- **Task directions**: Pull out each line of the items below that contains the string "Triggers".

— Begin —

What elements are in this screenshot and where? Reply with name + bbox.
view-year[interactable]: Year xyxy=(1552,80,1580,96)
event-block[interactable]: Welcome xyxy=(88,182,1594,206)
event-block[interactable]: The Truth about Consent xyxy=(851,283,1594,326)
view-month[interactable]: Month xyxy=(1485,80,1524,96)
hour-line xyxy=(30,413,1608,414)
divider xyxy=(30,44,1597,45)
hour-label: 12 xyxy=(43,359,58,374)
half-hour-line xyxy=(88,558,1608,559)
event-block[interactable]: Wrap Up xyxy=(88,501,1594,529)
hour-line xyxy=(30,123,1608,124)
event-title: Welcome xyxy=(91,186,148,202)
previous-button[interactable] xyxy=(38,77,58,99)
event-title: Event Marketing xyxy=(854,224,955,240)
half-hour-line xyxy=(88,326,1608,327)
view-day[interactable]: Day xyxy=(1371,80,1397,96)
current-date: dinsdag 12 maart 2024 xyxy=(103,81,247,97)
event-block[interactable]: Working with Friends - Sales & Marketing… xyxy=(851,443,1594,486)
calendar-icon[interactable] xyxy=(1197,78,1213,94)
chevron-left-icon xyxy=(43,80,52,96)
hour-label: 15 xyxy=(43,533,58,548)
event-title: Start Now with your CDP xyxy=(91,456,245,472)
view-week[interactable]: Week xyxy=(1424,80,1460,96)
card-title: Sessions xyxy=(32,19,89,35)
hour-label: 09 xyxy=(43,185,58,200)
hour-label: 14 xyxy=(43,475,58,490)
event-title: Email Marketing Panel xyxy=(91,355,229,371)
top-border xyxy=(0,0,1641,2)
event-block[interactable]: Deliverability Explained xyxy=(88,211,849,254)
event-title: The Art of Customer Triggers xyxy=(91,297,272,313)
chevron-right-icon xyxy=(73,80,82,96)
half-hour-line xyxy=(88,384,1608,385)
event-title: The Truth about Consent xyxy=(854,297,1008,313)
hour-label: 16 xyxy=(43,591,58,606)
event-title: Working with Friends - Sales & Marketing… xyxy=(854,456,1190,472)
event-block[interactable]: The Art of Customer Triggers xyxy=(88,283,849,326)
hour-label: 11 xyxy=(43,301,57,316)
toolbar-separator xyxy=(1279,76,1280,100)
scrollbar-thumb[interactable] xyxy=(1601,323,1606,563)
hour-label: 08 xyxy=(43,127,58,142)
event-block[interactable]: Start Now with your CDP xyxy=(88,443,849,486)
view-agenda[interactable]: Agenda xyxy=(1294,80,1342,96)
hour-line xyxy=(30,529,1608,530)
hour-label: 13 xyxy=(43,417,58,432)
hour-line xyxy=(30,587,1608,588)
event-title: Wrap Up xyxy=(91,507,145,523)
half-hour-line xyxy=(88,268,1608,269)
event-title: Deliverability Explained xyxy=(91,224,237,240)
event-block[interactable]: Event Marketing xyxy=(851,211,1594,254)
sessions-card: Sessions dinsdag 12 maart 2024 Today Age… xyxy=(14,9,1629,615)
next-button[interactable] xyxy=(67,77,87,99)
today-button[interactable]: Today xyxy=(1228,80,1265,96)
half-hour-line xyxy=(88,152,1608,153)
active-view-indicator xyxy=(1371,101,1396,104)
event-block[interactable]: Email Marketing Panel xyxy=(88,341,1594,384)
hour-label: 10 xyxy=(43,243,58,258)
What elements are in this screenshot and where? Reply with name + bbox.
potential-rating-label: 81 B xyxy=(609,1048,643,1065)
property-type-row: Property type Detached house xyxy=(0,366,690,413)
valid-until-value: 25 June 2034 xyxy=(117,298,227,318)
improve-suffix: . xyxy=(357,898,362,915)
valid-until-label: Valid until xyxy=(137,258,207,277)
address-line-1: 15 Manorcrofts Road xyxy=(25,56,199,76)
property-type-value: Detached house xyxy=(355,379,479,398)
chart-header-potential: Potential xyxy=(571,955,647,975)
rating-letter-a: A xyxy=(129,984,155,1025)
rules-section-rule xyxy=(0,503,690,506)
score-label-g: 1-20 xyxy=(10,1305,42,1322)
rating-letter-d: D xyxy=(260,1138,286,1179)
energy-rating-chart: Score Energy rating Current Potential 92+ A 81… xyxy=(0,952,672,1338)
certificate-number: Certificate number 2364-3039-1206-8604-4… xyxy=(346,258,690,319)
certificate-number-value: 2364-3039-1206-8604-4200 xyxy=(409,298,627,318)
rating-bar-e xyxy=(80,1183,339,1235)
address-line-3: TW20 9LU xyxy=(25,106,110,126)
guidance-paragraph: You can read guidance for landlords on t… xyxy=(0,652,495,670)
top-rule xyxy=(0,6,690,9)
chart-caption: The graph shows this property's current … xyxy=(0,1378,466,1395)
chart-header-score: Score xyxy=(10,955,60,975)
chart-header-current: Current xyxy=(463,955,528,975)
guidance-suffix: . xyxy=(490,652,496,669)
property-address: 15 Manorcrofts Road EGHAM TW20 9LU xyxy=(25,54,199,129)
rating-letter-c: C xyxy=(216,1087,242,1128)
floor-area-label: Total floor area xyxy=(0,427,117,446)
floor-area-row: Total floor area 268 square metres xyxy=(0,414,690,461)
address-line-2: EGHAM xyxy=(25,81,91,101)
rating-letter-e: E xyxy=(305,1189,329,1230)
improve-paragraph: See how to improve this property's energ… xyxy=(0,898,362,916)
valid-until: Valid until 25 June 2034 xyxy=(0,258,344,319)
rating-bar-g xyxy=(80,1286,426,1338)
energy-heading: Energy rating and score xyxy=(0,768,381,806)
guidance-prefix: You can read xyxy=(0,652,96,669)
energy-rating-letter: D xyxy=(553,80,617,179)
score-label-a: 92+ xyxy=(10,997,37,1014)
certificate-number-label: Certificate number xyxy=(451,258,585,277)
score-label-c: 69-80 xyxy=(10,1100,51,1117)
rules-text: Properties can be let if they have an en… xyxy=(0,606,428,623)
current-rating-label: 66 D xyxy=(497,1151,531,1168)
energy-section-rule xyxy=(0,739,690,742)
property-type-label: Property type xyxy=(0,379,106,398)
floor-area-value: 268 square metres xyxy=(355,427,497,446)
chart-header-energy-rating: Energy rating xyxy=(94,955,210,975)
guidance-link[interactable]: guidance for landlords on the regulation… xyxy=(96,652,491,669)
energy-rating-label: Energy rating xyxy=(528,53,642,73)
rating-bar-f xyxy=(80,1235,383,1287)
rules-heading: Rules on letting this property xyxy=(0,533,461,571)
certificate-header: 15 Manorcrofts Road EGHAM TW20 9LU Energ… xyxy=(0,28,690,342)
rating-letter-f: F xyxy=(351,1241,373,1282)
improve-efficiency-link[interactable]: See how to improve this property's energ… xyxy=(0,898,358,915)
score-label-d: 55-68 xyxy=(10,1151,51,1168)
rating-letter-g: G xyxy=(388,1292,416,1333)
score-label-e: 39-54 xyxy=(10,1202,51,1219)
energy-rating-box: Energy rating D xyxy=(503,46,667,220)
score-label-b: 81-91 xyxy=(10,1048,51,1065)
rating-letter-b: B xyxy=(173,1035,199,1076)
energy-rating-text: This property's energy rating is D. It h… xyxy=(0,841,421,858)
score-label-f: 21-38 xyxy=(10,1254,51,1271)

— End —

- **Result for this exercise**:
event-title: The Art of Customer Triggers xyxy=(91,297,272,313)
event-block[interactable]: The Art of Customer Triggers xyxy=(88,283,849,326)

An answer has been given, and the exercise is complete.